Records:
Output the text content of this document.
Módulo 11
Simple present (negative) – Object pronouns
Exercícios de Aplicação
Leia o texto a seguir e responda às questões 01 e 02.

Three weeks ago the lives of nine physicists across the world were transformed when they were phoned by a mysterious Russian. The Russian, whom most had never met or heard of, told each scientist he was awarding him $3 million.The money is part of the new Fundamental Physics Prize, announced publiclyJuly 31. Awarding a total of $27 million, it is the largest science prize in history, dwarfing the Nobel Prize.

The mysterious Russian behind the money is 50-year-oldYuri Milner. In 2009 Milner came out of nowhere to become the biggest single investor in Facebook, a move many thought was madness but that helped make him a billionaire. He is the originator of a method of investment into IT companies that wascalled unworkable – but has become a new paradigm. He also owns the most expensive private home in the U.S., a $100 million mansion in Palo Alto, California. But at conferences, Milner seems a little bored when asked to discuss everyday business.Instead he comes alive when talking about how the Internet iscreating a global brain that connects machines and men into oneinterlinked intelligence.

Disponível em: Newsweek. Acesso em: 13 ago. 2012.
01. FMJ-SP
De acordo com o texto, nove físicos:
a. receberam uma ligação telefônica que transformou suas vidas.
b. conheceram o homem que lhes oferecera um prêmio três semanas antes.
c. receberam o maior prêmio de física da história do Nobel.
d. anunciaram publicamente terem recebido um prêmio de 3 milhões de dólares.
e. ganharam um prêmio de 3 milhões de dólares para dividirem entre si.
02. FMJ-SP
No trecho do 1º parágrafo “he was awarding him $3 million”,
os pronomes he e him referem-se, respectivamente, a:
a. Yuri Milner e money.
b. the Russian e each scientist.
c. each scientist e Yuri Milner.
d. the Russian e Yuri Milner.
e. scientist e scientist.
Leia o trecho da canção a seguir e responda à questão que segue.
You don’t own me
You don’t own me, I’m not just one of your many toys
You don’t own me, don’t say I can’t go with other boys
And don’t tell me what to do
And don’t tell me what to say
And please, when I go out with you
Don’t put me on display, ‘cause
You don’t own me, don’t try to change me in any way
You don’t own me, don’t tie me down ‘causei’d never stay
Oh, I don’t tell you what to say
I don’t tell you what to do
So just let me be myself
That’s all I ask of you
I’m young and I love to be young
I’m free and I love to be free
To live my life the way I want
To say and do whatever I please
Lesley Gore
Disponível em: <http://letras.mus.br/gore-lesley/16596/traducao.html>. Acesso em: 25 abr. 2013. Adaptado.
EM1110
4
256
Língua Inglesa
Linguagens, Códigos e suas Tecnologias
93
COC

PROBLEM STATEMENT:
Reproduce all the records precisely.

COMPLETE RESPONSE:
Output the text content of this document.
Módulo 11
Simple present (negative) – Object pronouns
Exercícios de Aplicação
Leia o texto a seguir e responda às questões 01 e 02.

Three weeks ago the lives of nine physicists across the world were transformed when they were phoned by a mysterious Russian. The Russian, whom most had never met or heard of, told each scientist he was awarding him $3 million.The money is part of the new Fundamental Physics Prize, announced publiclyJuly 31. Awarding a total of $27 million, it is the largest science prize in history, dwarfing the Nobel Prize.

The mysterious Russian behind the money is 50-year-oldYuri Milner. In 2009 Milner came out of nowhere to become the biggest single investor in Facebook, a move many thought was madness but that helped make him a billionaire. He is the originator of a method of investment into IT companies that wascalled unworkable – but has become a new paradigm. He also owns the most expensive private home in the U.S., a $100 million mansion in Palo Alto, California. But at conferences, Milner seems a little bored when asked to discuss everyday business.Instead he comes alive when talking about how the Internet iscreating a global brain that connects machines and men into oneinterlinked intelligence.

Disponível em: Newsweek. Acesso em: 13 ago. 2012.
01. FMJ-SP
De acordo com o texto, nove físicos:
a. receberam uma ligação telefônica que transformou suas vidas.
b. conheceram o homem que lhes oferecera um prêmio três semanas antes.
c. receberam o maior prêmio de física da história do Nobel.
d. anunciaram publicamente terem recebido um prêmio de 3 milhões de dólares.
e. ganharam um prêmio de 3 milhões de dólares para dividirem entre si.
02. FMJ-SP
No trecho do 1º parágrafo “he was awarding him $3 million”,
os pronomes he e him referem-se, respectivamente, a:
a. Yuri Milner e money.
b. the Russian e each scientist.
c. each scientist e Yuri Milner.
d. the Russian e Yuri Milner.
e. scientist e scientist.
Leia o trecho da canção a seguir e responda à questão que segue.
You don’t own me
You don’t own me, I’m not just one of your many toys
You don’t own me, don’t say I can’t go with other boys
And don’t tell me what to do
And don’t tell me what to say
And please, when I go out with you
Don’t put me on display, ‘cause
You don’t own me, don’t try to change me in any way
You don’t own me, don’t tie me down ‘causei’d never stay
Oh, I don’t tell you what to say
I don’t tell you what to do
So just let me be myself
That’s all I ask of you
I’m young and I love to be young
I’m free and I love to be free
To live my life the way I want
To say and do whatever I please
Lesley Gore
Disponível em: <http://letras.mus.br/gore-lesley/16596/traducao.html>. Acesso em: 25 abr. 2013. Adaptado.
EM1110
4
256
Língua Inglesa
Linguagens, Códigos e suas Tecnologias
93
COC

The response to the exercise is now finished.